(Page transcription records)
-- -- --

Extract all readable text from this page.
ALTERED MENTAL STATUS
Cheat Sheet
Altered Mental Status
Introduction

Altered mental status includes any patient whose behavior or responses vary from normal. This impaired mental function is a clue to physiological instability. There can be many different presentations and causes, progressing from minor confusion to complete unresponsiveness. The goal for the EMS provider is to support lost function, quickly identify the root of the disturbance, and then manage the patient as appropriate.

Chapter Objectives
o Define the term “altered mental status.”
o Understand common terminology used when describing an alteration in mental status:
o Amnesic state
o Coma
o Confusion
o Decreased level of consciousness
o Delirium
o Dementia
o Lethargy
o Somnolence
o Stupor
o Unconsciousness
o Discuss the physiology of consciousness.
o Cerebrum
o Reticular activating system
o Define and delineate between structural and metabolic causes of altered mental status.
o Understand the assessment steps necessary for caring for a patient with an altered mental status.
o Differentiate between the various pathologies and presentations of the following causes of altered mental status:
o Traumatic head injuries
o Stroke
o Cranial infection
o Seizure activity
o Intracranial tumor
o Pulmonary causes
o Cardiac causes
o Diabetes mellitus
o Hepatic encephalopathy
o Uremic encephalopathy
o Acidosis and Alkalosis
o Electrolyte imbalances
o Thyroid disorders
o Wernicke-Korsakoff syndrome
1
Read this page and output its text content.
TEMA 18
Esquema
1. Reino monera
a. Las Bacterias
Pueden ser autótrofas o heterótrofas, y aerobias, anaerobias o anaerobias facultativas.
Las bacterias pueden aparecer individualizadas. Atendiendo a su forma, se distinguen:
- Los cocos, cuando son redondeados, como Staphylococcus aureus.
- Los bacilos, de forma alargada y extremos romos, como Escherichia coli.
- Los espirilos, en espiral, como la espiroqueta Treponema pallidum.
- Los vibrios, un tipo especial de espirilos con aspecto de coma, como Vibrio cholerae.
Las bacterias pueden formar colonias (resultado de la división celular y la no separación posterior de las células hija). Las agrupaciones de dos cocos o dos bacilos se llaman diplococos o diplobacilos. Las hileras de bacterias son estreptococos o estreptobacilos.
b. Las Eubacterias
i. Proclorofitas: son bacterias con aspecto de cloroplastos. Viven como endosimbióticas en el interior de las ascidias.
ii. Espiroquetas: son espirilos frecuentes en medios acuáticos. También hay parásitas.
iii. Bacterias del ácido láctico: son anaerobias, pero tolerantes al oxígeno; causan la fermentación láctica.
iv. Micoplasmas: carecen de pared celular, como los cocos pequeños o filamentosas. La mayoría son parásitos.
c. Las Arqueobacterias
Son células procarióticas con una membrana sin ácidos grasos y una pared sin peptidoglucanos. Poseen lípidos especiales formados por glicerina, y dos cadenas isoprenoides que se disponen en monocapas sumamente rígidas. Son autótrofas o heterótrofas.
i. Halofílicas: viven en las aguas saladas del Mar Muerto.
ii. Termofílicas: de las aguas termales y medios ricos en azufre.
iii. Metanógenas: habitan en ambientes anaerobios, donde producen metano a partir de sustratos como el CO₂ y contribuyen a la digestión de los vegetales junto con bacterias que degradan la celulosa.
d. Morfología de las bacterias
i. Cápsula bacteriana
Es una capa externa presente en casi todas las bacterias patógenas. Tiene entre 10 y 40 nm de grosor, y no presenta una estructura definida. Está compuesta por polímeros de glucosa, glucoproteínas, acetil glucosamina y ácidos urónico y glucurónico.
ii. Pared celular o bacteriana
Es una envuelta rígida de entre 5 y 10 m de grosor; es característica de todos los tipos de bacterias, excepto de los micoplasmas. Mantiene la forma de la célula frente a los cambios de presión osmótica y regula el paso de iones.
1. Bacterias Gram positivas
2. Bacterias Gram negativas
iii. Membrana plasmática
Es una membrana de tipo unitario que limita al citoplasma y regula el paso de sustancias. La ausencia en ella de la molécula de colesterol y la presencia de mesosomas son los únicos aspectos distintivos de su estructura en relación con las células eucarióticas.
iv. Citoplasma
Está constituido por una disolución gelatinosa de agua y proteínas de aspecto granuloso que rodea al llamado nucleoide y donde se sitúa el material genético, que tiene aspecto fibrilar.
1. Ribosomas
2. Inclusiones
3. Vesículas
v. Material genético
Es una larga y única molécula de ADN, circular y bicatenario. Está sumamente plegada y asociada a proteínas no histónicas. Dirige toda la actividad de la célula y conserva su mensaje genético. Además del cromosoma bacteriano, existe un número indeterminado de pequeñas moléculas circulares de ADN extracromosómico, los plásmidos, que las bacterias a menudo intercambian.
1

-- -- --

**Task:**
Go through the data and gather every line that holds "regula".

**Finished exercise:**
Es una envuelta rígida de entre 5 y 10 m de grosor; es característica de todos los tipos de bacterias, excepto de los micoplasmas. Mantiene la forma de la célula frente a los cambios de presión osmótica y regula el paso de iones.
Es una membrana de tipo unitario que limita al citoplasma y regula el paso de sustancias. La ausencia en ella de la molécula de colesterol y la presencia de mesosomas son los únicos aspectos distintivos de su estructura en relación con las células eucarióticas.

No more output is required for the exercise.